> _PROBLEM TO SOLVE_: Search the records that follow and extract every line containing the string "University".

* Begin EXCERPTED RECORDS *

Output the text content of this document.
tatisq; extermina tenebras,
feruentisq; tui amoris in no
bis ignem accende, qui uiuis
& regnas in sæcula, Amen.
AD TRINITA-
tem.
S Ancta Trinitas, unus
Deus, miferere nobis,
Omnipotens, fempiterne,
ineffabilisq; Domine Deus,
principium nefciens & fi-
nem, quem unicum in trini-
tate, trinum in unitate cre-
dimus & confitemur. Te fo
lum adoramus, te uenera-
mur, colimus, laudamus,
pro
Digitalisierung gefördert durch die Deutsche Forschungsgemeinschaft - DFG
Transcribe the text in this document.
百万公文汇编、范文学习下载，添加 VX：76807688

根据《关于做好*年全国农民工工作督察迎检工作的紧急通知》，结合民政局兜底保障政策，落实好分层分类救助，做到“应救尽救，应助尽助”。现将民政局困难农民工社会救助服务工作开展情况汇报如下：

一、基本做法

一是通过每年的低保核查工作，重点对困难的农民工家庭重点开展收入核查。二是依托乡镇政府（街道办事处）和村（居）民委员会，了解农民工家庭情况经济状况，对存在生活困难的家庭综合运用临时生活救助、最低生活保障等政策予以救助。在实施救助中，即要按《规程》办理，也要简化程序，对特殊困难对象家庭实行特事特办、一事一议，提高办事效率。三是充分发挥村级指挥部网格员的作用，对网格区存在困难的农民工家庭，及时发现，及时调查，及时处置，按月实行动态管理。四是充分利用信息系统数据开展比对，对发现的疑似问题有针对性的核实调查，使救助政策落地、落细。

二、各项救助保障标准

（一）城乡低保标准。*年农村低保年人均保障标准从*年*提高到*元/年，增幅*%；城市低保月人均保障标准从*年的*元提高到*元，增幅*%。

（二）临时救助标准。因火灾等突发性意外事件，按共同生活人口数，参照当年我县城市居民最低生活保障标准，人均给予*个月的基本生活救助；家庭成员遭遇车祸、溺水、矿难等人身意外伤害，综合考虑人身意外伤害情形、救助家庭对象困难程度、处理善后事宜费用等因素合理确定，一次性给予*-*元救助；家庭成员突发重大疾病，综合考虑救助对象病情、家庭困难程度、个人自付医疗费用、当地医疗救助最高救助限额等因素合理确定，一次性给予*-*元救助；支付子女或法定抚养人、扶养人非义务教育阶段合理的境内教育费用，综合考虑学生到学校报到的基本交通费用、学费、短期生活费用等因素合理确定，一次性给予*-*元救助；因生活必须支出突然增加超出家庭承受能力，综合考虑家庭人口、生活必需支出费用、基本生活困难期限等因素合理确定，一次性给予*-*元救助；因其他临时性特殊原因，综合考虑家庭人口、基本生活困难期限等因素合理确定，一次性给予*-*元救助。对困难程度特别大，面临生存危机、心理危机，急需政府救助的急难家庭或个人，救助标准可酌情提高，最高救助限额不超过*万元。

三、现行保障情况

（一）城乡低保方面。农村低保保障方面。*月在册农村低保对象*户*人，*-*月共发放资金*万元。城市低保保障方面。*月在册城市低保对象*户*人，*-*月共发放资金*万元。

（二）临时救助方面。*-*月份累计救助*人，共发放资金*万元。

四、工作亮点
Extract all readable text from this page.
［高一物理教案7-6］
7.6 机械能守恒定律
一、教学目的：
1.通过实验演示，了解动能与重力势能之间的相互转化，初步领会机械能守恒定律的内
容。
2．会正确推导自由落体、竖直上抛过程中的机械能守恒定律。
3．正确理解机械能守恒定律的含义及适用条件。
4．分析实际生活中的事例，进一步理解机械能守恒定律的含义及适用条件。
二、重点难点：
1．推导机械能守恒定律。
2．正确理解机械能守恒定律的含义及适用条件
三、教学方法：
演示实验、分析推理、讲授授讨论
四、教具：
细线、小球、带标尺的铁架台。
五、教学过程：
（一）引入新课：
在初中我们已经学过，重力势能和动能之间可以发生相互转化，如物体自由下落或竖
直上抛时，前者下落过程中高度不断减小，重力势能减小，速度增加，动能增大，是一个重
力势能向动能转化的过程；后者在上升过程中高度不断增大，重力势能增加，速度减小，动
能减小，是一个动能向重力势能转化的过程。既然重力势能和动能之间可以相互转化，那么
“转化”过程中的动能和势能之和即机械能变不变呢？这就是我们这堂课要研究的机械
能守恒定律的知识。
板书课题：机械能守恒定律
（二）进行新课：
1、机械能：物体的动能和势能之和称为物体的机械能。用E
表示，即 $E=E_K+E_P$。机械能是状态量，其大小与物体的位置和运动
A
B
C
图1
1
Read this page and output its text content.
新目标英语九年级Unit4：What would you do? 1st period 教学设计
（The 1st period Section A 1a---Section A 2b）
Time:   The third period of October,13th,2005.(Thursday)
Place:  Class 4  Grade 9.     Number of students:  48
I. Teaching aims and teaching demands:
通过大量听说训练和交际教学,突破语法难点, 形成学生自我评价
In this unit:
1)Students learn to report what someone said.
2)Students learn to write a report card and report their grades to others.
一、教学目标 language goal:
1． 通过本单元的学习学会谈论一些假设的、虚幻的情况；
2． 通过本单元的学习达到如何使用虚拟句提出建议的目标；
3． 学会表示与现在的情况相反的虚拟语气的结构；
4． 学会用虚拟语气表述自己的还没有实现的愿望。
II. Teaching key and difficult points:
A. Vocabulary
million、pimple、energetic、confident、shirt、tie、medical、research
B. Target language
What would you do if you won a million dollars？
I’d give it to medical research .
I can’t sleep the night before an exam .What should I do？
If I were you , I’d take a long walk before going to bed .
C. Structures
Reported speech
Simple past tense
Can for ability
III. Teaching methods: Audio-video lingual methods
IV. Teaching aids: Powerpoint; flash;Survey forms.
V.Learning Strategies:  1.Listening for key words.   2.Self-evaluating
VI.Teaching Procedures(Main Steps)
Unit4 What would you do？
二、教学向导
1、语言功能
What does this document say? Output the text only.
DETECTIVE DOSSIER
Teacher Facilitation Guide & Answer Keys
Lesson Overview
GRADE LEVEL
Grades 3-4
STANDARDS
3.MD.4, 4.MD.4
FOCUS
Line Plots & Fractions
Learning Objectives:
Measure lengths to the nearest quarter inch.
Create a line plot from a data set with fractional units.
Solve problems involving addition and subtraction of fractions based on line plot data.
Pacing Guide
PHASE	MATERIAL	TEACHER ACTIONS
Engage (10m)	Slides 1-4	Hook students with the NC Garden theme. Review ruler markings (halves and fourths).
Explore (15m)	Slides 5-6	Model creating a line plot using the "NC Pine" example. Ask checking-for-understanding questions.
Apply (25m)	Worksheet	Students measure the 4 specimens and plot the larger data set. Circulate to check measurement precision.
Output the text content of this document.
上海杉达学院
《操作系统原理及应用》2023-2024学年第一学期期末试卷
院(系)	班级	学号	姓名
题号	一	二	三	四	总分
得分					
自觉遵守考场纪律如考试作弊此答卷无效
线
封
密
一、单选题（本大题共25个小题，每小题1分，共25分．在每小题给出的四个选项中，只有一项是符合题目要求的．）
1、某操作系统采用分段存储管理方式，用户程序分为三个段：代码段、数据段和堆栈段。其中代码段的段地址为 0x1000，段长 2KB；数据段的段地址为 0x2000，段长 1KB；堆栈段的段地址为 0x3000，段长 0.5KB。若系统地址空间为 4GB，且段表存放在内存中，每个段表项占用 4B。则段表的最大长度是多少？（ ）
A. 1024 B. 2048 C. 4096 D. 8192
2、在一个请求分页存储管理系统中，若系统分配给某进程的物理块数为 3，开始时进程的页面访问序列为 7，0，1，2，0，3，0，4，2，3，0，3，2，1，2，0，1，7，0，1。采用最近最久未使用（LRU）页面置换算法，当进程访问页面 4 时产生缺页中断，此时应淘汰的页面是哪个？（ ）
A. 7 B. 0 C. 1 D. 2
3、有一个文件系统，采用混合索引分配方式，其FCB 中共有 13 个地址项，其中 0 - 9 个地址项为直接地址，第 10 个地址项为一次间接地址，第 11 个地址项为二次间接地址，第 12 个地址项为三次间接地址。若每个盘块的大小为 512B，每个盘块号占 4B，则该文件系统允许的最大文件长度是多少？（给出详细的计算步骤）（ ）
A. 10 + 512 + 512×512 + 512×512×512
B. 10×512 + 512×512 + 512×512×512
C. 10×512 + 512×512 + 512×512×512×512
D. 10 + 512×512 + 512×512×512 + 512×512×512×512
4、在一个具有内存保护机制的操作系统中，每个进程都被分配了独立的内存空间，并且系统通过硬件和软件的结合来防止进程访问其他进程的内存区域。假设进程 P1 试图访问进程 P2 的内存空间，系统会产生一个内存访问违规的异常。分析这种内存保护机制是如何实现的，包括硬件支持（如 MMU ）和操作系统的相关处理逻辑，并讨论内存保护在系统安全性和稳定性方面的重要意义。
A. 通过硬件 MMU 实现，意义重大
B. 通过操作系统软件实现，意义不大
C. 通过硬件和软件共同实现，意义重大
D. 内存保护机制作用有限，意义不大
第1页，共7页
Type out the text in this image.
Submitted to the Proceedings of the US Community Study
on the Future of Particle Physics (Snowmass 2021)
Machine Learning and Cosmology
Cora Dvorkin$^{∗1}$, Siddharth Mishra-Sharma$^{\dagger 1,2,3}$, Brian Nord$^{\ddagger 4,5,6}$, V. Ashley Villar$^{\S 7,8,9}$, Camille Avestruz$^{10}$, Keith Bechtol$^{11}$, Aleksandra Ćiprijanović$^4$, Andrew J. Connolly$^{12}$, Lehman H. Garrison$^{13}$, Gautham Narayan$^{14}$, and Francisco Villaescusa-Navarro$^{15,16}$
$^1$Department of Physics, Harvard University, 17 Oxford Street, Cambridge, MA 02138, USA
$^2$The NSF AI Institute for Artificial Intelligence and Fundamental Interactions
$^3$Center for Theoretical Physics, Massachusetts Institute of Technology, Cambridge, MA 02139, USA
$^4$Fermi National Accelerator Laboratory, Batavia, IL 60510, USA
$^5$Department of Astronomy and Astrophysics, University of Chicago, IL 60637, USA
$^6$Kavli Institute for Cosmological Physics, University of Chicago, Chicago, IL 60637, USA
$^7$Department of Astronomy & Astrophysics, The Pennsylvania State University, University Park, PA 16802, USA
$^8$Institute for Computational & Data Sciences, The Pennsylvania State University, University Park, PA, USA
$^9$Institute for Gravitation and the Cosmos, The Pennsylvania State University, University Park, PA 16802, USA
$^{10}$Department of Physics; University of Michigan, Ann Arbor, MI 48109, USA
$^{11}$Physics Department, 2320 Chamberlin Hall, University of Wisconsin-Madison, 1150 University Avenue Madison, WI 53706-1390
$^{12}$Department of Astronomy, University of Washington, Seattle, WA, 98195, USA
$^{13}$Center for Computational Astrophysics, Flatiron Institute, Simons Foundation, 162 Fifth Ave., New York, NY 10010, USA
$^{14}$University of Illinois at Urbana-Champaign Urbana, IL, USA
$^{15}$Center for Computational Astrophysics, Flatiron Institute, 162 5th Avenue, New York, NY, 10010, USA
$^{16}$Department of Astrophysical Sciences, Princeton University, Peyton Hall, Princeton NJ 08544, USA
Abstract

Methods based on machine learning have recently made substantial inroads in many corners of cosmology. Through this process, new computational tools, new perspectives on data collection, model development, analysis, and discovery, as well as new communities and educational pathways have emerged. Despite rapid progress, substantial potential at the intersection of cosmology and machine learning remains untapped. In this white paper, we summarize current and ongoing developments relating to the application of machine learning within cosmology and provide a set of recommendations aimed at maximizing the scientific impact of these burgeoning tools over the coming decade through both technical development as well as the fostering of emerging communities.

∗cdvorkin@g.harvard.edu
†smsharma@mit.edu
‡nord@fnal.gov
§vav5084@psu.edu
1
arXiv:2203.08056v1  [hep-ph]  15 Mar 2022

* End EXCERPTED RECORDS *

> _COMPLETE RESPONSE_:
$^1$Department of Physics, Harvard University, 17 Oxford Street, Cambridge, MA 02138, USA
$^5$Department of Astronomy and Astrophysics, University of Chicago, IL 60637, USA
$^6$Kavli Institute for Cosmological Physics, University of Chicago, Chicago, IL 60637, USA
$^7$Department of Astronomy & Astrophysics, The Pennsylvania State University, University Park, PA 16802, USA
$^8$Institute for Computational & Data Sciences, The Pennsylvania State University, University Park, PA, USA
$^9$Institute for Gravitation and the Cosmos, The Pennsylvania State University, University Park, PA 16802, USA
$^{10}$Department of Physics; University of Michigan, Ann Arbor, MI 48109, USA
$^{11}$Physics Department, 2320 Chamberlin Hall, University of Wisconsin-Madison, 1150 University Avenue Madison, WI 53706-1390
$^{12}$Department of Astronomy, University of Washington, Seattle, WA, 98195, USA
$^{14}$University of Illinois at Urbana-Champaign Urbana, IL, USA
$^{16}$Department of Astrophysical Sciences, Princeton University, Peyton Hall, Princeton NJ 08544, USA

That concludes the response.